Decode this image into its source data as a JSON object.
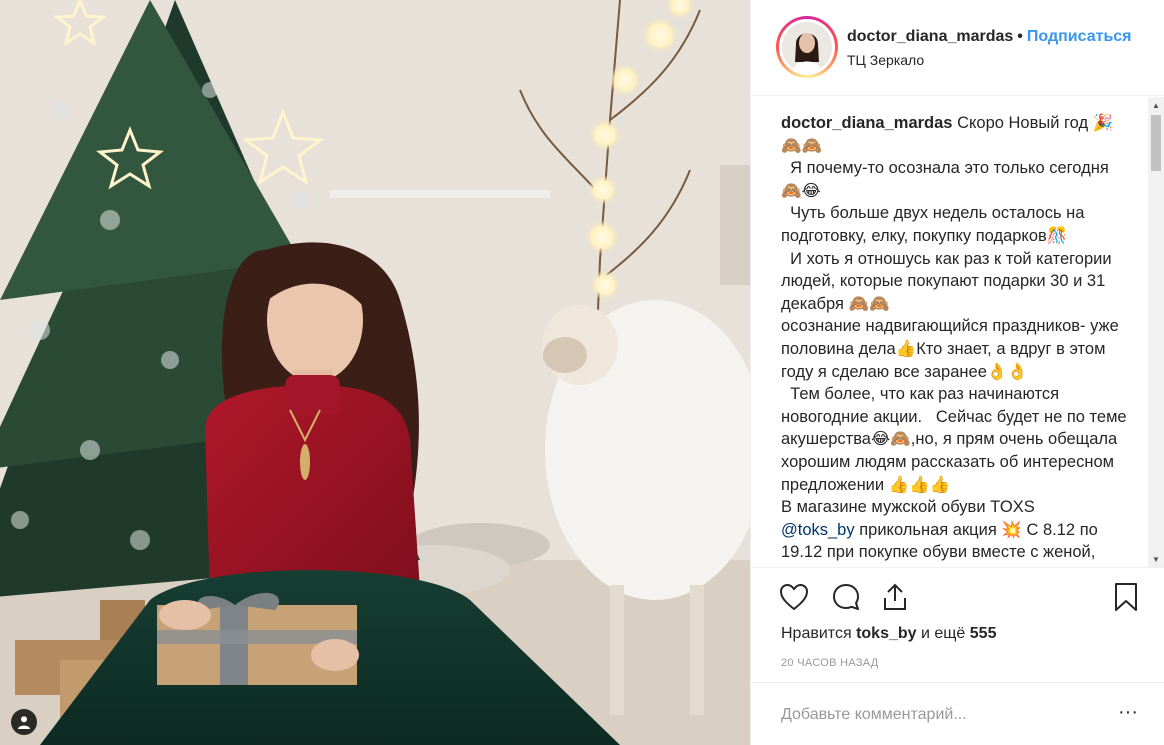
{
  "header": {
    "username": "doctor_diana_mardas",
    "separator": "•",
    "follow_label": "Подписаться",
    "location": "ТЦ Зеркало"
  },
  "caption": {
    "username": "doctor_diana_mardas",
    "text_part1": " Скоро Новый год 🎉🙈🙈\n  Я почему-то осознала это только сегодня 🙈😂\n  Чуть больше двух недель осталось на подготовку, елку, покупку подарков🎊\n  И хоть я отношусь как раз к той категории людей, которые покупают подарки 30 и 31 декабря 🙈🙈\nосознание надвигающийся праздников- уже половина дела👍Кто знает, а вдруг в этом году я сделаю все заранее👌👌\n  Тем более, что как раз начинаются новогодние акции.   Сейчас будет не по теме акушерства😂🙈,но, я прям очень обещала хорошим людям рассказать об интересном предложении 👍👍👍\nВ магазине мужской обуви TOXS\n",
    "mention": "@toks_by",
    "text_part2": " прикольная акция 💥 С 8.12 по 19.12 при покупке обуви вместе с женой,",
    "text_part3": " ... "
  },
  "actions": {
    "like_icon": "heart-icon",
    "comment_icon": "comment-icon",
    "share_icon": "share-icon",
    "save_icon": "bookmark-icon",
    "likes_prefix": "Нравится",
    "likes_user": "toks_by",
    "likes_middle": "и ещё",
    "likes_count": "555",
    "timestamp": "20 ЧАСОВ НАЗАД"
  },
  "comment": {
    "placeholder": "Добавьте комментарий...",
    "more_label": "···"
  },
  "colors": {
    "link_blue": "#3897f0",
    "text": "#262626",
    "muted": "#999999",
    "border": "#efefef"
  }
}
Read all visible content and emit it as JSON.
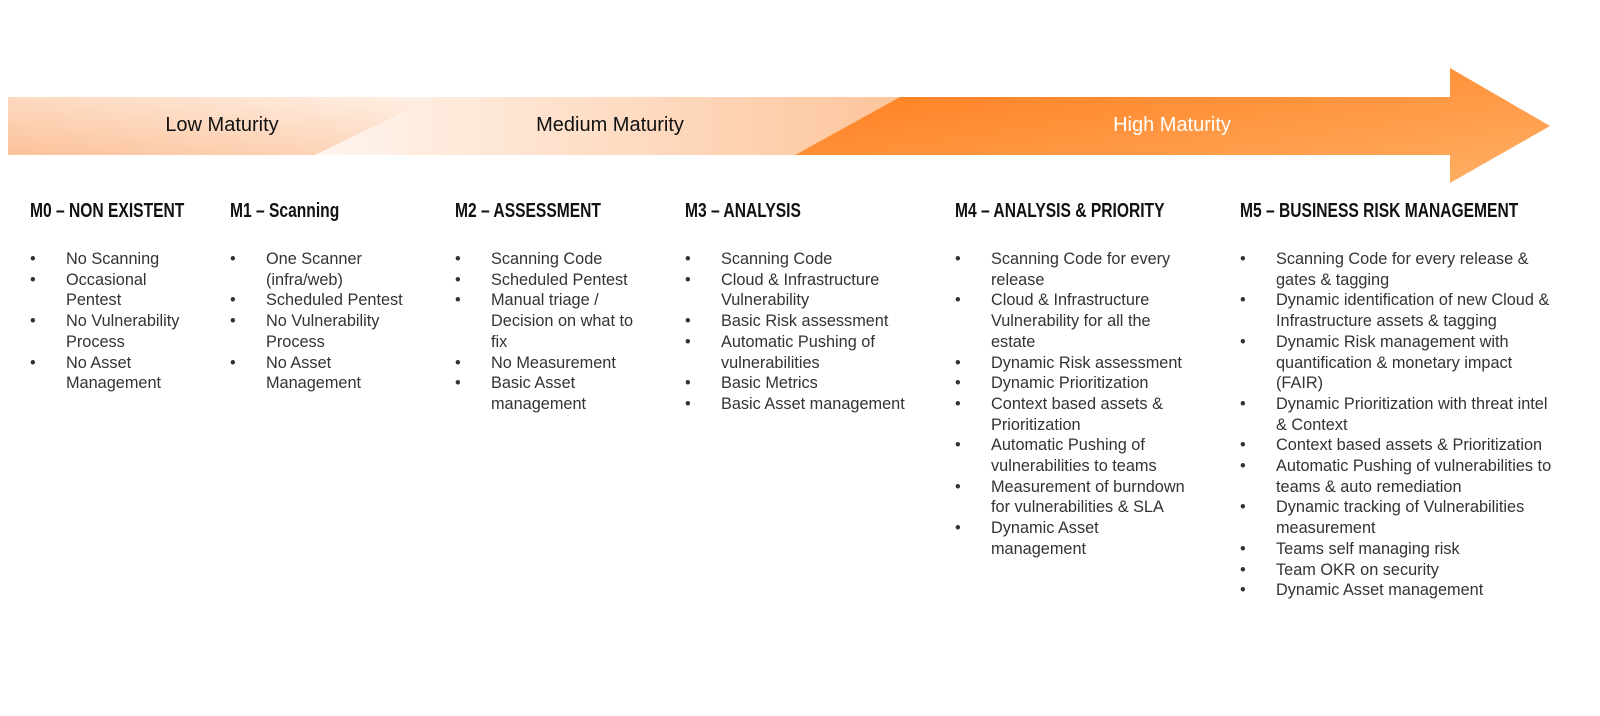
{
  "bands": [
    {
      "label": "Low Maturity"
    },
    {
      "label": "Medium Maturity"
    },
    {
      "label": "High Maturity"
    }
  ],
  "colors": {
    "low": "#fcc9a3",
    "medium": "#fde3cf",
    "high": "#ff7f1f",
    "high_end": "#ffac5c",
    "text": "#333333"
  },
  "columns": [
    {
      "title": "M0 – NON EXISTENT",
      "items": [
        "No Scanning",
        "Occasional Pentest",
        "No Vulnerability Process",
        "No Asset Management"
      ]
    },
    {
      "title": "M1 – Scanning",
      "items": [
        "One Scanner (infra/web)",
        "Scheduled Pentest",
        "No Vulnerability Process",
        "No Asset Management"
      ]
    },
    {
      "title": "M2 – ASSESSMENT",
      "items": [
        "Scanning Code",
        "Scheduled Pentest",
        "Manual triage / Decision on what to fix",
        "No Measurement",
        "Basic Asset management"
      ]
    },
    {
      "title": "M3 – ANALYSIS",
      "items": [
        "Scanning Code",
        "Cloud & Infrastructure Vulnerability",
        "Basic Risk assessment",
        "Automatic Pushing of vulnerabilities",
        "Basic Metrics",
        "Basic Asset management"
      ]
    },
    {
      "title": "M4 – ANALYSIS & PRIORITY",
      "items": [
        "Scanning Code for every release",
        "Cloud & Infrastructure Vulnerability for all the estate",
        "Dynamic Risk assessment",
        "Dynamic Prioritization",
        "Context based assets & Prioritization",
        "Automatic Pushing of vulnerabilities to teams",
        "Measurement of burndown for vulnerabilities & SLA",
        "Dynamic Asset management"
      ]
    },
    {
      "title": "M5 – BUSINESS RISK MANAGEMENT",
      "items": [
        "Scanning Code for every release & gates & tagging",
        "Dynamic identification of new Cloud & Infrastructure assets & tagging",
        "Dynamic Risk management with quantification & monetary impact (FAIR)",
        "Dynamic Prioritization with threat intel & Context",
        "Context based assets & Prioritization",
        "Automatic Pushing of vulnerabilities to teams & auto remediation",
        "Dynamic tracking of Vulnerabilities measurement",
        "Teams self managing risk",
        "Team OKR on security",
        "Dynamic Asset management"
      ]
    }
  ]
}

- _Goal_:
Copy in full each line that holds the word "Dynamic".

- _Expected answer_:
        "Dynamic Risk assessment",
        "Dynamic Prioritization",
        "Dynamic Asset management"
        "Dynamic identification of new Cloud & Infrastructure assets & tagging",
        "Dynamic Risk management with quantification & monetary impact (FAIR)",
        "Dynamic Prioritization with threat intel & Context",
        "Dynamic tracking of Vulnerabilities measurement",
        "Dynamic Asset management"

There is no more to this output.